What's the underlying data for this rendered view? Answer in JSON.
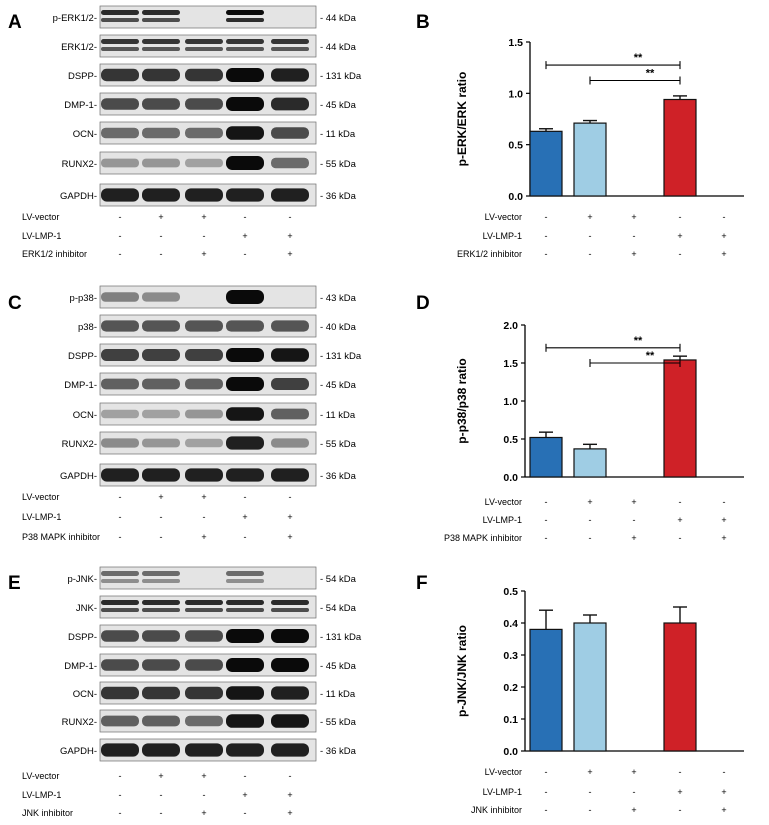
{
  "treatments": {
    "lv_vector": [
      "-",
      "+",
      "+",
      "-",
      "-"
    ],
    "lv_lmp1": [
      "-",
      "-",
      "-",
      "+",
      "+"
    ],
    "inhibitor": [
      "-",
      "-",
      "+",
      "-",
      "+"
    ]
  },
  "panels": [
    {
      "letter": "A",
      "blot": {
        "rows": [
          {
            "label": "p-ERK1/2-",
            "kda": "- 44 kDa",
            "intensity": [
              0.85,
              0.85,
              0.0,
              1.0,
              0.0
            ],
            "double": true
          },
          {
            "label": "ERK1/2-",
            "kda": "- 44 kDa",
            "intensity": [
              0.8,
              0.8,
              0.8,
              0.8,
              0.8
            ],
            "double": true
          },
          {
            "label": "DSPP-",
            "kda": "- 131 kDa",
            "intensity": [
              0.8,
              0.8,
              0.8,
              1.0,
              0.9
            ],
            "double": false
          },
          {
            "label": "DMP-1-",
            "kda": "- 45 kDa",
            "intensity": [
              0.7,
              0.7,
              0.7,
              1.0,
              0.85
            ],
            "double": false
          },
          {
            "label": "OCN-",
            "kda": "- 11 kDa",
            "intensity": [
              0.55,
              0.55,
              0.55,
              0.95,
              0.7
            ],
            "double": false
          },
          {
            "label": "RUNX2-",
            "kda": "- 55 kDa",
            "intensity": [
              0.35,
              0.35,
              0.3,
              1.0,
              0.55
            ],
            "double": false
          },
          {
            "label": "GAPDH-",
            "kda": "- 36 kDa",
            "intensity": [
              0.9,
              0.9,
              0.9,
              0.9,
              0.9
            ],
            "double": false
          }
        ],
        "treatment_labels": [
          "LV-vector",
          "LV-LMP-1",
          "ERK1/2 inhibitor"
        ]
      }
    },
    {
      "letter": "C",
      "blot": {
        "rows": [
          {
            "label": "p-p38-",
            "kda": "- 43 kDa",
            "intensity": [
              0.45,
              0.4,
              0.0,
              1.0,
              0.0
            ],
            "double": false
          },
          {
            "label": "p38-",
            "kda": "- 40 kDa",
            "intensity": [
              0.65,
              0.65,
              0.65,
              0.65,
              0.65
            ],
            "double": false
          },
          {
            "label": "DSPP-",
            "kda": "- 131 kDa",
            "intensity": [
              0.75,
              0.75,
              0.75,
              1.0,
              0.95
            ],
            "double": false
          },
          {
            "label": "DMP-1-",
            "kda": "- 45 kDa",
            "intensity": [
              0.6,
              0.6,
              0.6,
              1.0,
              0.75
            ],
            "double": false
          },
          {
            "label": "OCN-",
            "kda": "- 11 kDa",
            "intensity": [
              0.3,
              0.3,
              0.35,
              0.95,
              0.6
            ],
            "double": false
          },
          {
            "label": "RUNX2-",
            "kda": "- 55 kDa",
            "intensity": [
              0.4,
              0.35,
              0.3,
              0.9,
              0.4
            ],
            "double": false
          },
          {
            "label": "GAPDH-",
            "kda": "- 36 kDa",
            "intensity": [
              0.9,
              0.9,
              0.9,
              0.9,
              0.9
            ],
            "double": false
          }
        ],
        "treatment_labels": [
          "LV-vector",
          "LV-LMP-1",
          "P38 MAPK inhibitor"
        ]
      }
    },
    {
      "letter": "E",
      "blot": {
        "rows": [
          {
            "label": "p-JNK-",
            "kda": "- 54 kDa",
            "intensity": [
              0.55,
              0.55,
              0.0,
              0.55,
              0.0
            ],
            "double": true
          },
          {
            "label": "JNK-",
            "kda": "- 54 kDa",
            "intensity": [
              0.85,
              0.85,
              0.85,
              0.85,
              0.85
            ],
            "double": true
          },
          {
            "label": "DSPP-",
            "kda": "- 131 kDa",
            "intensity": [
              0.7,
              0.7,
              0.7,
              1.0,
              1.0
            ],
            "double": false
          },
          {
            "label": "DMP-1-",
            "kda": "- 45 kDa",
            "intensity": [
              0.7,
              0.7,
              0.7,
              1.0,
              1.0
            ],
            "double": false
          },
          {
            "label": "OCN-",
            "kda": "- 11 kDa",
            "intensity": [
              0.8,
              0.8,
              0.8,
              0.95,
              0.9
            ],
            "double": false
          },
          {
            "label": "RUNX2-",
            "kda": "- 55 kDa",
            "intensity": [
              0.6,
              0.6,
              0.55,
              0.95,
              0.95
            ],
            "double": false
          },
          {
            "label": "GAPDH-",
            "kda": "- 36 kDa",
            "intensity": [
              0.9,
              0.9,
              0.9,
              0.9,
              0.9
            ],
            "double": false
          }
        ],
        "treatment_labels": [
          "LV-vector",
          "LV-LMP-1",
          "JNK inhibitor"
        ]
      }
    }
  ],
  "colors": {
    "bar1": "#2870b5",
    "bar2": "#9fcde4",
    "bar4": "#cf2127"
  },
  "chart_data": [
    {
      "letter": "B",
      "type": "bar",
      "ylabel": "p-ERK/ERK ratio",
      "ylim": [
        0,
        1.5
      ],
      "ticks": [
        "0.0",
        "0.5",
        "1.0",
        "1.5"
      ],
      "values": [
        0.63,
        0.71,
        null,
        0.94,
        null
      ],
      "errors": [
        0.025,
        0.025,
        null,
        0.035,
        null
      ],
      "significance": [
        {
          "from": 1,
          "to": 4,
          "label": "**"
        },
        {
          "from": 2,
          "to": 4,
          "label": "**"
        }
      ],
      "treatment_labels": [
        "LV-vector",
        "LV-LMP-1",
        "ERK1/2 inhibitor"
      ]
    },
    {
      "letter": "D",
      "type": "bar",
      "ylabel": "p-p38/p38 ratio",
      "ylim": [
        0,
        2.0
      ],
      "ticks": [
        "0.0",
        "0.5",
        "1.0",
        "1.5",
        "2.0"
      ],
      "values": [
        0.52,
        0.37,
        null,
        1.54,
        null
      ],
      "errors": [
        0.07,
        0.06,
        null,
        0.05,
        null
      ],
      "significance": [
        {
          "from": 1,
          "to": 4,
          "label": "**"
        },
        {
          "from": 2,
          "to": 4,
          "label": "**"
        }
      ],
      "treatment_labels": [
        "LV-vector",
        "LV-LMP-1",
        "P38 MAPK inhibitor"
      ]
    },
    {
      "letter": "F",
      "type": "bar",
      "ylabel": "p-JNK/JNK ratio",
      "ylim": [
        0,
        0.5
      ],
      "ticks": [
        "0.0",
        "0.1",
        "0.2",
        "0.3",
        "0.4",
        "0.5"
      ],
      "values": [
        0.38,
        0.4,
        null,
        0.4,
        null
      ],
      "errors": [
        0.06,
        0.025,
        null,
        0.05,
        null
      ],
      "significance": [],
      "treatment_labels": [
        "LV-vector",
        "LV-LMP-1",
        "JNK inhibitor"
      ]
    }
  ]
}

*-*-*

The task
Your job is to transcribe the entries above exactly; skip the pictures.

Solution to this problem
What's the underlying data for this rendered view? Answer in JSON.
{
  "treatments": {
    "lv_vector": [
      "-",
      "+",
      "+",
      "-",
      "-"
    ],
    "lv_lmp1": [
      "-",
      "-",
      "-",
      "+",
      "+"
    ],
    "inhibitor": [
      "-",
      "-",
      "+",
      "-",
      "+"
    ]
  },
  "panels": [
    {
      "letter": "A",
      "blot": {
        "rows": [
          {
            "label": "p-ERK1/2-",
            "kda": "- 44 kDa",
            "intensity": [
              0.85,
              0.85,
              0.0,
              1.0,
              0.0
            ],
            "double": true
          },
          {
            "label": "ERK1/2-",
            "kda": "- 44 kDa",
            "intensity": [
              0.8,
              0.8,
              0.8,
              0.8,
              0.8
            ],
            "double": true
          },
          {
            "label": "DSPP-",
            "kda": "- 131 kDa",
            "intensity": [
              0.8,
              0.8,
              0.8,
              1.0,
              0.9
            ],
            "double": false
          },
          {
            "label": "DMP-1-",
            "kda": "- 45 kDa",
            "intensity": [
              0.7,
              0.7,
              0.7,
              1.0,
              0.85
            ],
            "double": false
          },
          {
            "label": "OCN-",
            "kda": "- 11 kDa",
            "intensity": [
              0.55,
              0.55,
              0.55,
              0.95,
              0.7
            ],
            "double": false
          },
          {
            "label": "RUNX2-",
            "kda": "- 55 kDa",
            "intensity": [
              0.35,
              0.35,
              0.3,
              1.0,
              0.55
            ],
            "double": false
          },
          {
            "label": "GAPDH-",
            "kda": "- 36 kDa",
            "intensity": [
              0.9,
              0.9,
              0.9,
              0.9,
              0.9
            ],
            "double": false
          }
        ],
        "treatment_labels": [
          "LV-vector",
          "LV-LMP-1",
          "ERK1/2 inhibitor"
        ]
      }
    },
    {
      "letter": "C",
      "blot": {
        "rows": [
          {
            "label": "p-p38-",
            "kda": "- 43 kDa",
            "intensity": [
              0.45,
              0.4,
              0.0,
              1.0,
              0.0
            ],
            "double": false
          },
          {
            "label": "p38-",
            "kda": "- 40 kDa",
            "intensity": [
              0.65,
              0.65,
              0.65,
              0.65,
              0.65
            ],
            "double": false
          },
          {
            "label": "DSPP-",
            "kda": "- 131 kDa",
            "intensity": [
              0.75,
              0.75,
              0.75,
              1.0,
              0.95
            ],
            "double": false
          },
          {
            "label": "DMP-1-",
            "kda": "- 45 kDa",
            "intensity": [
              0.6,
              0.6,
              0.6,
              1.0,
              0.75
            ],
            "double": false
          },
          {
            "label": "OCN-",
            "kda": "- 11 kDa",
            "intensity": [
              0.3,
              0.3,
              0.35,
              0.95,
              0.6
            ],
            "double": false
          },
          {
            "label": "RUNX2-",
            "kda": "- 55 kDa",
            "intensity": [
              0.4,
              0.35,
              0.3,
              0.9,
              0.4
            ],
            "double": false
          },
          {
            "label": "GAPDH-",
            "kda": "- 36 kDa",
            "intensity": [
              0.9,
              0.9,
              0.9,
              0.9,
              0.9
            ],
            "double": false
          }
        ],
        "treatment_labels": [
          "LV-vector",
          "LV-LMP-1",
          "P38 MAPK inhibitor"
        ]
      }
    },
    {
      "letter": "E",
      "blot": {
        "rows": [
          {
            "label": "p-JNK-",
            "kda": "- 54 kDa",
            "intensity": [
              0.55,
              0.55,
              0.0,
              0.55,
              0.0
            ],
            "double": true
          },
          {
            "label": "JNK-",
            "kda": "- 54 kDa",
            "intensity": [
              0.85,
              0.85,
              0.85,
              0.85,
              0.85
            ],
            "double": true
          },
          {
            "label": "DSPP-",
            "kda": "- 131 kDa",
            "intensity": [
              0.7,
              0.7,
              0.7,
              1.0,
              1.0
            ],
            "double": false
          },
          {
            "label": "DMP-1-",
            "kda": "- 45 kDa",
            "intensity": [
              0.7,
              0.7,
              0.7,
              1.0,
              1.0
            ],
            "double": false
          },
          {
            "label": "OCN-",
            "kda": "- 11 kDa",
            "intensity": [
              0.8,
              0.8,
              0.8,
              0.95,
              0.9
            ],
            "double": false
          },
          {
            "label": "RUNX2-",
            "kda": "- 55 kDa",
            "intensity": [
              0.6,
              0.6,
              0.55,
              0.95,
              0.95
            ],
            "double": false
          },
          {
            "label": "GAPDH-",
            "kda": "- 36 kDa",
            "intensity": [
              0.9,
              0.9,
              0.9,
              0.9,
              0.9
            ],
            "double": false
          }
        ],
        "treatment_labels": [
          "LV-vector",
          "LV-LMP-1",
          "JNK inhibitor"
        ]
      }
    }
  ],
  "colors": {
    "bar1": "#2870b5",
    "bar2": "#9fcde4",
    "bar4": "#cf2127"
  },
  "chart_data": [
    {
      "letter": "B",
      "type": "bar",
      "ylabel": "p-ERK/ERK ratio",
      "ylim": [
        0,
        1.5
      ],
      "ticks": [
        "0.0",
        "0.5",
        "1.0",
        "1.5"
      ],
      "values": [
        0.63,
        0.71,
        null,
        0.94,
        null
      ],
      "errors": [
        0.025,
        0.025,
        null,
        0.035,
        null
      ],
      "significance": [
        {
          "from": 1,
          "to": 4,
          "label": "**"
        },
        {
          "from": 2,
          "to": 4,
          "label": "**"
        }
      ],
      "treatment_labels": [
        "LV-vector",
        "LV-LMP-1",
        "ERK1/2 inhibitor"
      ]
    },
    {
      "letter": "D",
      "type": "bar",
      "ylabel": "p-p38/p38 ratio",
      "ylim": [
        0,
        2.0
      ],
      "ticks": [
        "0.0",
        "0.5",
        "1.0",
        "1.5",
        "2.0"
      ],
      "values": [
        0.52,
        0.37,
        null,
        1.54,
        null
      ],
      "errors": [
        0.07,
        0.06,
        null,
        0.05,
        null
      ],
      "significance": [
        {
          "from": 1,
          "to": 4,
          "label": "**"
        },
        {
          "from": 2,
          "to": 4,
          "label": "**"
        }
      ],
      "treatment_labels": [
        "LV-vector",
        "LV-LMP-1",
        "P38 MAPK inhibitor"
      ]
    },
    {
      "letter": "F",
      "type": "bar",
      "ylabel": "p-JNK/JNK ratio",
      "ylim": [
        0,
        0.5
      ],
      "ticks": [
        "0.0",
        "0.1",
        "0.2",
        "0.3",
        "0.4",
        "0.5"
      ],
      "values": [
        0.38,
        0.4,
        null,
        0.4,
        null
      ],
      "errors": [
        0.06,
        0.025,
        null,
        0.05,
        null
      ],
      "significance": [],
      "treatment_labels": [
        "LV-vector",
        "LV-LMP-1",
        "JNK inhibitor"
      ]
    }
  ]
}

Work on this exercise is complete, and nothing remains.